What is being asked:
Return every entry exactly.

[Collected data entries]
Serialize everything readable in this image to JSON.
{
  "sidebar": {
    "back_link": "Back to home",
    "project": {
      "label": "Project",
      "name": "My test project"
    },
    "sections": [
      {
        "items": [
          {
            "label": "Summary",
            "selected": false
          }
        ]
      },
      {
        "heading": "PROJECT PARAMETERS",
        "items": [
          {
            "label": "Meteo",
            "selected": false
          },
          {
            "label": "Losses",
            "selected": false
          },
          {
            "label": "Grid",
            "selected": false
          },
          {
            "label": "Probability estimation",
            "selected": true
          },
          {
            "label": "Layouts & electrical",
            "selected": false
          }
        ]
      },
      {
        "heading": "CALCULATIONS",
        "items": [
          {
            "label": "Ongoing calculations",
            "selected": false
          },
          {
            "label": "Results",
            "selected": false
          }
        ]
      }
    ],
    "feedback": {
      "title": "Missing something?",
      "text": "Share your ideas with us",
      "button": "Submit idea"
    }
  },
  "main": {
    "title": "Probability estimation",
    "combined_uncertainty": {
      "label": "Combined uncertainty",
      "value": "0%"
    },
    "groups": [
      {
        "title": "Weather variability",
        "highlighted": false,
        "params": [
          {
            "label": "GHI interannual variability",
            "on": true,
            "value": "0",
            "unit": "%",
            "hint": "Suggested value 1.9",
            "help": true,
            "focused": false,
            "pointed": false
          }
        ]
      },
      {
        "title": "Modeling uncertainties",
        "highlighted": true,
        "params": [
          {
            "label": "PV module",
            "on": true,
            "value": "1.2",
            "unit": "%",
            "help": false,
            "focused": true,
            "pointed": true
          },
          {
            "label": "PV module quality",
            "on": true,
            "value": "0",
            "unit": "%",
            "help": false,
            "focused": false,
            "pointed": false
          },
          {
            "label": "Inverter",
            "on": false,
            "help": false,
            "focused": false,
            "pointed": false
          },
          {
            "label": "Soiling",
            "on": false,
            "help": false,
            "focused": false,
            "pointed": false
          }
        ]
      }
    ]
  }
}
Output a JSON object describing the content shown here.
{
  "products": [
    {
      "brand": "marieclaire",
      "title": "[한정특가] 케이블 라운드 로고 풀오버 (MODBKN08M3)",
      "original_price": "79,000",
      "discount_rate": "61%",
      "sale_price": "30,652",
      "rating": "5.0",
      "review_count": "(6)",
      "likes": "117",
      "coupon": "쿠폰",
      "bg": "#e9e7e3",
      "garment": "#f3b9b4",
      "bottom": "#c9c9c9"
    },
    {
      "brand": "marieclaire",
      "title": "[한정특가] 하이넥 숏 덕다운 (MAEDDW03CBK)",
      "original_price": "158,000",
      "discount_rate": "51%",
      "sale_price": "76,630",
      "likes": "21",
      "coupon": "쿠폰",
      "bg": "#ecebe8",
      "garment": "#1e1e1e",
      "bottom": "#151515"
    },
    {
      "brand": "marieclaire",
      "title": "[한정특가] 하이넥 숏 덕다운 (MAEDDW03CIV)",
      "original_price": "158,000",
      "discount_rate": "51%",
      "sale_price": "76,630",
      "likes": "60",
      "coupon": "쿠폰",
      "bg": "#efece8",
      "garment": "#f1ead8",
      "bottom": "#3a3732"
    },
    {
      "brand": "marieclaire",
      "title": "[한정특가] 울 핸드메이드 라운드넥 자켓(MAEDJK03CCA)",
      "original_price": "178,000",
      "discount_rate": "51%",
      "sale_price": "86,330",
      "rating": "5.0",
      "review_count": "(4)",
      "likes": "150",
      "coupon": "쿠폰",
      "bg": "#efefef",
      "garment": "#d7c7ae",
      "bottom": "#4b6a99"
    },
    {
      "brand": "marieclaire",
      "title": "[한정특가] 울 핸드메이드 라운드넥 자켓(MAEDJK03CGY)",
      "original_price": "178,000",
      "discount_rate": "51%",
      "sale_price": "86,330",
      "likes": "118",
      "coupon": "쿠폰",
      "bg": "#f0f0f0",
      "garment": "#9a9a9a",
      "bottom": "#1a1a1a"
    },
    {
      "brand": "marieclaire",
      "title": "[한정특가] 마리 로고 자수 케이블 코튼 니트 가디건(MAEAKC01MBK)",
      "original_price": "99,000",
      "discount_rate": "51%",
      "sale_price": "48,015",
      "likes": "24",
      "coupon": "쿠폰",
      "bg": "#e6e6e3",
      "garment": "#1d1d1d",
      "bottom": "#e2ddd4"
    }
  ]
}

Completed exercise:
Serialize everything readable in this image to JSON.
{
  "sidebar": {
    "back_link": "Back to home",
    "project": {
      "label": "Project",
      "name": "My test project"
    },
    "sections": [
      {
        "items": [
          {
            "label": "Summary",
            "selected": false
          }
        ]
      },
      {
        "heading": "PROJECT PARAMETERS",
        "items": [
          {
            "label": "Meteo",
            "selected": false
          },
          {
            "label": "Losses",
            "selected": false
          },
          {
            "label": "Grid",
            "selected": false
          },
          {
            "label": "Probability estimation",
            "selected": true
          },
          {
            "label": "Layouts & electrical",
            "selected": false
          }
        ]
      },
      {
        "heading": "CALCULATIONS",
        "items": [
          {
            "label": "Ongoing calculations",
            "selected": false
          },
          {
            "label": "Results",
            "selected": false
          }
        ]
      }
    ],
    "feedback": {
      "title": "Missing something?",
      "text": "Share your ideas with us",
      "button": "Submit idea"
    }
  },
  "main": {
    "title": "Probability estimation",
    "combined_uncertainty": {
      "label": "Combined uncertainty",
      "value": "0%"
    },
    "groups": [
      {
        "title": "Weather variability",
        "highlighted": false,
        "params": [
          {
            "label": "GHI interannual variability",
            "on": true,
            "value": "0",
            "unit": "%",
            "hint": "Suggested value 1.9",
            "help": true,
            "focused": false,
            "pointed": false
          }
        ]
      },
      {
        "title": "Modeling uncertainties",
        "highlighted": true,
        "params": [
          {
            "label": "PV module",
            "on": true,
            "value": "1.2",
            "unit": "%",
            "help": false,
            "focused": true,
            "pointed": true
          },
          {
            "label": "PV module quality",
            "on": true,
            "value": "0",
            "unit": "%",
            "help": false,
            "focused": false,
            "pointed": false
          },
          {
            "label": "Inverter",
            "on": false,
            "help": false,
            "focused": false,
            "pointed": false
          },
          {
            "label": "Soiling",
            "on": false,
            "help": false,
            "focused": false,
            "pointed": false
          }
        ]
      }
    ]
  }
}
Output a JSON object describing the content shown here.
{
  "products": [
    {
      "brand": "marieclaire",
      "title": "[한정특가] 케이블 라운드 로고 풀오버 (MODBKN08M3)",
      "original_price": "79,000",
      "discount_rate": "61%",
      "sale_price": "30,652",
      "rating": "5.0",
      "review_count": "(6)",
      "likes": "117",
      "coupon": "쿠폰",
      "bg": "#e9e7e3",
      "garment": "#f3b9b4",
      "bottom": "#c9c9c9"
    },
    {
      "brand": "marieclaire",
      "title": "[한정특가] 하이넥 숏 덕다운 (MAEDDW03CBK)",
      "original_price": "158,000",
      "discount_rate": "51%",
      "sale_price": "76,630",
      "likes": "21",
      "coupon": "쿠폰",
      "bg": "#ecebe8",
      "garment": "#1e1e1e",
      "bottom": "#151515"
    },
    {
      "brand": "marieclaire",
      "title": "[한정특가] 하이넥 숏 덕다운 (MAEDDW03CIV)",
      "original_price": "158,000",
      "discount_rate": "51%",
      "sale_price": "76,630",
      "likes": "60",
      "coupon": "쿠폰",
      "bg": "#efece8",
      "garment": "#f1ead8",
      "bottom": "#3a3732"
    },
    {
      "brand": "marieclaire",
      "title": "[한정특가] 울 핸드메이드 라운드넥 자켓(MAEDJK03CCA)",
      "original_price": "178,000",
      "discount_rate": "51%",
      "sale_price": "86,330",
      "rating": "5.0",
      "review_count": "(4)",
      "likes": "150",
      "coupon": "쿠폰",
      "bg": "#efefef",
      "garment": "#d7c7ae",
      "bottom": "#4b6a99"
    },
    {
      "brand": "marieclaire",
      "title": "[한정특가] 울 핸드메이드 라운드넥 자켓(MAEDJK03CGY)",
      "original_price": "178,000",
      "discount_rate": "51%",
      "sale_price": "86,330",
      "likes": "118",
      "coupon": "쿠폰",
      "bg": "#f0f0f0",
      "garment": "#9a9a9a",
      "bottom": "#1a1a1a"
    },
    {
      "brand": "marieclaire",
      "title": "[한정특가] 마리 로고 자수 케이블 코튼 니트 가디건(MAEAKC01MBK)",
      "original_price": "99,000",
      "discount_rate": "51%",
      "sale_price": "48,015",
      "likes": "24",
      "coupon": "쿠폰",
      "bg": "#e6e6e3",
      "garment": "#1d1d1d",
      "bottom": "#e2ddd4"
    }
  ]
}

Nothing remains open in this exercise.